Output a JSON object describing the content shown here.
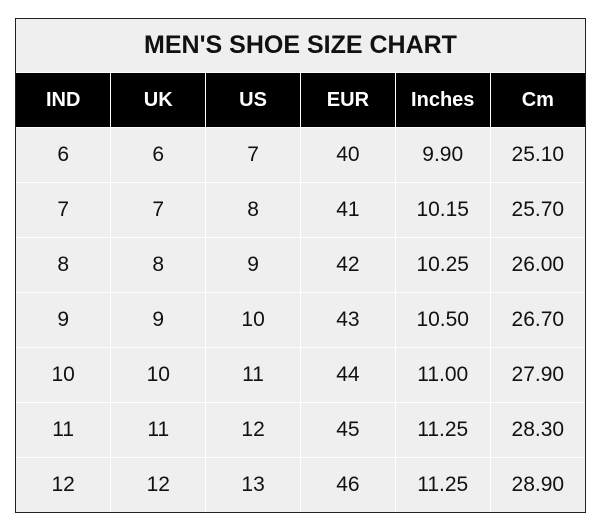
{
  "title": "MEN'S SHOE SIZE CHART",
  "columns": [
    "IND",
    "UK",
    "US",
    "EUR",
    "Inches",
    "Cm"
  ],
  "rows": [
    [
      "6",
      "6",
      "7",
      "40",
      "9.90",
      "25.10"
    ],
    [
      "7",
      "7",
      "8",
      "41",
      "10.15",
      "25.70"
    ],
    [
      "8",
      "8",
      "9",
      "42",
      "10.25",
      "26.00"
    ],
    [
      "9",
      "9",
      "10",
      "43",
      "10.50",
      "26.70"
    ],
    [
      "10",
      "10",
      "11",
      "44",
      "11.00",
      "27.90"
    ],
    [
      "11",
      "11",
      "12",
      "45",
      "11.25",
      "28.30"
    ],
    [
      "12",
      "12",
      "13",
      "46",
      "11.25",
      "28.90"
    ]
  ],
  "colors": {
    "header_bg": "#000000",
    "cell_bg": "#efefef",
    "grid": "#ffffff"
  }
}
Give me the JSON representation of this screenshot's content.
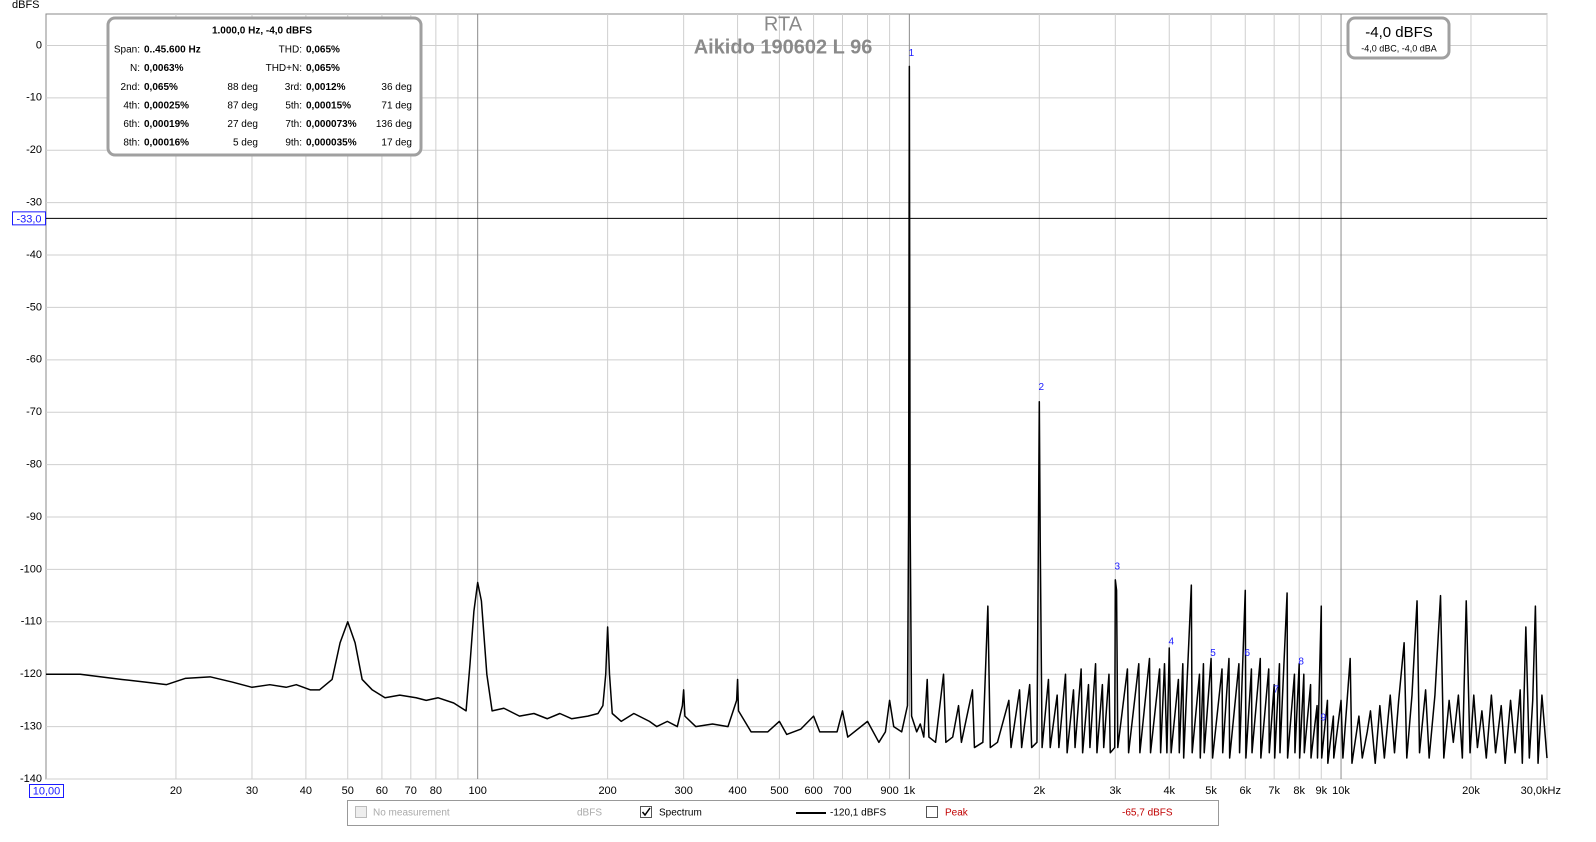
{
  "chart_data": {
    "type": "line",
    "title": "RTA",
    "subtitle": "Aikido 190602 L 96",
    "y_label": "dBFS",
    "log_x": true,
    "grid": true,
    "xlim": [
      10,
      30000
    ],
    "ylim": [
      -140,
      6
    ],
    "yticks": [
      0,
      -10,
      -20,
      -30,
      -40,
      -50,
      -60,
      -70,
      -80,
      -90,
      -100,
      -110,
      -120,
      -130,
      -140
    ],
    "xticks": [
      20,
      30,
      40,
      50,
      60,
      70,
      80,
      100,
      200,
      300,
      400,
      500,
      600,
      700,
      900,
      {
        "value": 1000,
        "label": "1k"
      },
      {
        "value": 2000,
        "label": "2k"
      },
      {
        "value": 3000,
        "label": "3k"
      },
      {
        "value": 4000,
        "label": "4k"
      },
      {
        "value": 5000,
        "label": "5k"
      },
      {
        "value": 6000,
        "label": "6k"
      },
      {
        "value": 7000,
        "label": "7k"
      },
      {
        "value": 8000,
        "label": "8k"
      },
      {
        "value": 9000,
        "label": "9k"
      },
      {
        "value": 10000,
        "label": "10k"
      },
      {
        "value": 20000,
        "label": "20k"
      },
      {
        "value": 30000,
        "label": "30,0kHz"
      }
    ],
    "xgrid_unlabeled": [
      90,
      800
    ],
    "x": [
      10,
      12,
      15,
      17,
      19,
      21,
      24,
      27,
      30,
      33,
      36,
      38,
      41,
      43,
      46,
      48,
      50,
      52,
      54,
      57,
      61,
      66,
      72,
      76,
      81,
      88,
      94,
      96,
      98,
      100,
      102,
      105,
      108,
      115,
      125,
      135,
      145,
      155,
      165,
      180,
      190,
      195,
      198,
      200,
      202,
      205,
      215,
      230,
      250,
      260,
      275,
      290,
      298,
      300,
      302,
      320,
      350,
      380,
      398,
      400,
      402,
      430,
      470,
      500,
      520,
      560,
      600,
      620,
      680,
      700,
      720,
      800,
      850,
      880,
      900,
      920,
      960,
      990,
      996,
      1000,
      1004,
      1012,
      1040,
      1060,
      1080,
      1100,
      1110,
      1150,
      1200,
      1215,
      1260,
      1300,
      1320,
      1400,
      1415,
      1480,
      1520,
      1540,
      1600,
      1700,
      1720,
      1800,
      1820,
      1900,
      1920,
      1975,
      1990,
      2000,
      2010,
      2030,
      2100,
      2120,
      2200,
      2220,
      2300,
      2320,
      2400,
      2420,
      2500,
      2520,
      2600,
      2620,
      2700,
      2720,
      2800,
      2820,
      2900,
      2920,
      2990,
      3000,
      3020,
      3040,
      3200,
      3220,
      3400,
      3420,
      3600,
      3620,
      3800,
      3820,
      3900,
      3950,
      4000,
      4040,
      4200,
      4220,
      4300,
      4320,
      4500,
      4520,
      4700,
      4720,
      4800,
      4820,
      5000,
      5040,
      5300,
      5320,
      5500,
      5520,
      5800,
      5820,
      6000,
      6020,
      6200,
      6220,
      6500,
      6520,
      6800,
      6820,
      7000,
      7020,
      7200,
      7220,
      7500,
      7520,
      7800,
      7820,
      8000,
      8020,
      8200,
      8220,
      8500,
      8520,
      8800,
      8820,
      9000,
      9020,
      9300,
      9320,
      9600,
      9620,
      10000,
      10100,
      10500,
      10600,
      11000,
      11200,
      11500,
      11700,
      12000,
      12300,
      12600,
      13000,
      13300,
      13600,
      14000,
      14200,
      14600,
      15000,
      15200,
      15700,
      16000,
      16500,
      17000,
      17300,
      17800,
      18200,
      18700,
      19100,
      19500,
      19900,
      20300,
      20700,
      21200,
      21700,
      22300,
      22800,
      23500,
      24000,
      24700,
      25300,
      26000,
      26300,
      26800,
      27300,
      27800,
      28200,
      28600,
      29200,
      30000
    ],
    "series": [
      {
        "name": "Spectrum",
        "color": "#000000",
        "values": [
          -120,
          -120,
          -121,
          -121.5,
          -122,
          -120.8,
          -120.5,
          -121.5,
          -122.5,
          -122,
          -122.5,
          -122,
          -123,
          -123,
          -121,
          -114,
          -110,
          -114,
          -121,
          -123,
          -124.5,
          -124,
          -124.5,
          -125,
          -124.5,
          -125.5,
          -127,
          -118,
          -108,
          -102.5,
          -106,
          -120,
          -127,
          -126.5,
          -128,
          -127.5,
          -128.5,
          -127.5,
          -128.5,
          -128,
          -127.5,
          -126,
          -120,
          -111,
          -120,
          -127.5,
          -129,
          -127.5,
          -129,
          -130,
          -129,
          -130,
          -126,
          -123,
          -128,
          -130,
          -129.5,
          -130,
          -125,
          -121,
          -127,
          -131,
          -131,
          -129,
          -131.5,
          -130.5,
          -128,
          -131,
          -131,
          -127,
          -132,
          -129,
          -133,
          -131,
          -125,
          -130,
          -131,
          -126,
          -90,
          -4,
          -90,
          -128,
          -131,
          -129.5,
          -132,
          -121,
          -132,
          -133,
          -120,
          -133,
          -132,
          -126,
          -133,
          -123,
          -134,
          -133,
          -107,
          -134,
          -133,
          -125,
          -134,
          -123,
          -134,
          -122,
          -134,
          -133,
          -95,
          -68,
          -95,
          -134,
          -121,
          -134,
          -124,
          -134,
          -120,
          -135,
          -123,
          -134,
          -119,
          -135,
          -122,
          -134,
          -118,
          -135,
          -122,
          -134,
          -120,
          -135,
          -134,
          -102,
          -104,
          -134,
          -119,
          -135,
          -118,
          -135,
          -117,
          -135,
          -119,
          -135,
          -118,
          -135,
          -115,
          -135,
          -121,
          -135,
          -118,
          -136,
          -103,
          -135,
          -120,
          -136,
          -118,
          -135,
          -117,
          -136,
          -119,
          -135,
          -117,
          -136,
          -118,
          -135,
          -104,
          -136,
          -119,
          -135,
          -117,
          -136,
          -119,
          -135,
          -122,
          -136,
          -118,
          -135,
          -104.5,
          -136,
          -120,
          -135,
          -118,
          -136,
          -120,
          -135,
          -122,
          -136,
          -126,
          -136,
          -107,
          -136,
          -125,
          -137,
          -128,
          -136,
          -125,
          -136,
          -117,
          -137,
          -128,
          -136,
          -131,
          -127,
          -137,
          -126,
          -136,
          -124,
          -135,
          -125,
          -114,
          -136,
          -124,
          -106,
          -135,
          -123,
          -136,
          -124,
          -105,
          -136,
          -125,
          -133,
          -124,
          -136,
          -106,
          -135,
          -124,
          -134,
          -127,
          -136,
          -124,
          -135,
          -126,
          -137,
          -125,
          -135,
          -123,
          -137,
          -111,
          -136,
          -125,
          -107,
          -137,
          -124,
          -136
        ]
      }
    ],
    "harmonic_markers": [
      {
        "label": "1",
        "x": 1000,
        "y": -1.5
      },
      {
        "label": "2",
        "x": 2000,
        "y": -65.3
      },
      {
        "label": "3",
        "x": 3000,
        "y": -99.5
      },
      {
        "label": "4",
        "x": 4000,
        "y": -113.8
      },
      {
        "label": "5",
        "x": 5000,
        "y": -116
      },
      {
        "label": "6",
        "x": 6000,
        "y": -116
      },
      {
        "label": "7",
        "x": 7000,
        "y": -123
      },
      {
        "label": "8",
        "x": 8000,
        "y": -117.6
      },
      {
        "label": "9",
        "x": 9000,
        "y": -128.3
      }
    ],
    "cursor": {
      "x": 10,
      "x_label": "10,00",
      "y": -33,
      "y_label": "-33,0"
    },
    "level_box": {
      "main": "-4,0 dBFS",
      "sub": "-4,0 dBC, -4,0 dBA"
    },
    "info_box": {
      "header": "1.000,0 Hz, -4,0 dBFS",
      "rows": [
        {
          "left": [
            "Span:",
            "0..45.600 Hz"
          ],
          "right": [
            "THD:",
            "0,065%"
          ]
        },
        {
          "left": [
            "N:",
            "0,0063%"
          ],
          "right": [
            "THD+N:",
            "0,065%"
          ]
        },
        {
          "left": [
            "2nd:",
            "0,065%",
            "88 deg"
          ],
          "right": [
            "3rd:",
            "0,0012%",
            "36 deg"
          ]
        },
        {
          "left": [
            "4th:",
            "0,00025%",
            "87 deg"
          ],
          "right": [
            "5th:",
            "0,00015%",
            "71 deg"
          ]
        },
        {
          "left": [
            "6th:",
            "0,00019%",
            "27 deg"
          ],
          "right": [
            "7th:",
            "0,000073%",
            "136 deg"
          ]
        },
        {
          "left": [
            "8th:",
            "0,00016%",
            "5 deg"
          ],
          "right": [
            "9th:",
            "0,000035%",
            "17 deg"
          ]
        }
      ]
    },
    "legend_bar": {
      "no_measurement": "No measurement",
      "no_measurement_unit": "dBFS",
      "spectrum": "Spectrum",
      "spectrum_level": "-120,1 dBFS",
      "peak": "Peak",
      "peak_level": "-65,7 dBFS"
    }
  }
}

▸ Goal of the exercise
Filter the records, keeping only lines that contain "JSON", and show those lines.

▸ Response
Output a JSON object describing the content shown here.
Give me the JSON representation of this screenshot's content.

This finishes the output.